Exactly repeat the full listing that follows.

[A block of data]
## START

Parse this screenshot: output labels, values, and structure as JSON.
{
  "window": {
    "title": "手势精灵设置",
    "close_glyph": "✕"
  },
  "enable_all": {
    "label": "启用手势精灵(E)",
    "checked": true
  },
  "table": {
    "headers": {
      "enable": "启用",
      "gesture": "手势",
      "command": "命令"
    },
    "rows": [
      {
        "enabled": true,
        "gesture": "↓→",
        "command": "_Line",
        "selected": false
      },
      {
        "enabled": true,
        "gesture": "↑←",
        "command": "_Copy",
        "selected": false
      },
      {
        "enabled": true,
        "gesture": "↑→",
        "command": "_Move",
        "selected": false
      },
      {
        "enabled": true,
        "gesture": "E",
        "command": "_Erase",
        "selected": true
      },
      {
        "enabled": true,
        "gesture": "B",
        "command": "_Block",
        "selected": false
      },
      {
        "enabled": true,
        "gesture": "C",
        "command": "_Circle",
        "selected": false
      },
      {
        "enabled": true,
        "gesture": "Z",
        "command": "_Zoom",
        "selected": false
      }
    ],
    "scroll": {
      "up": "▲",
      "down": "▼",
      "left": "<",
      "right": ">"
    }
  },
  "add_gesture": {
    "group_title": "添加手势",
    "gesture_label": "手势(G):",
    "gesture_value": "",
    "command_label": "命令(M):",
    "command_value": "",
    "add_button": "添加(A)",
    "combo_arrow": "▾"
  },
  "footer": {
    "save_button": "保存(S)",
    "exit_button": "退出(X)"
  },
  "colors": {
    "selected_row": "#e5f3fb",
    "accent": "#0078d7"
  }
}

## END

• [EXERCISE RESPONSE]:
Parse this screenshot: output labels, values, and structure as JSON.
{
  "window": {
    "title": "手势精灵设置",
    "close_glyph": "✕"
  },
  "enable_all": {
    "label": "启用手势精灵(E)",
    "checked": true
  },
  "table": {
    "headers": {
      "enable": "启用",
      "gesture": "手势",
      "command": "命令"
    },
    "rows": [
      {
        "enabled": true,
        "gesture": "↓→",
        "command": "_Line",
        "selected": false
      },
      {
        "enabled": true,
        "gesture": "↑←",
        "command": "_Copy",
        "selected": false
      },
      {
        "enabled": true,
        "gesture": "↑→",
        "command": "_Move",
        "selected": false
      },
      {
        "enabled": true,
        "gesture": "E",
        "command": "_Erase",
        "selected": true
      },
      {
        "enabled": true,
        "gesture": "B",
        "command": "_Block",
        "selected": false
      },
      {
        "enabled": true,
        "gesture": "C",
        "command": "_Circle",
        "selected": false
      },
      {
        "enabled": true,
        "gesture": "Z",
        "command": "_Zoom",
        "selected": false
      }
    ],
    "scroll": {
      "up": "▲",
      "down": "▼",
      "left": "<",
      "right": ">"
    }
  },
  "add_gesture": {
    "group_title": "添加手势",
    "gesture_label": "手势(G):",
    "gesture_value": "",
    "command_label": "命令(M):",
    "command_value": "",
    "add_button": "添加(A)",
    "combo_arrow": "▾"
  },
  "footer": {
    "save_button": "保存(S)",
    "exit_button": "退出(X)"
  },
  "colors": {
    "selected_row": "#e5f3fb",
    "accent": "#0078d7"
  }
}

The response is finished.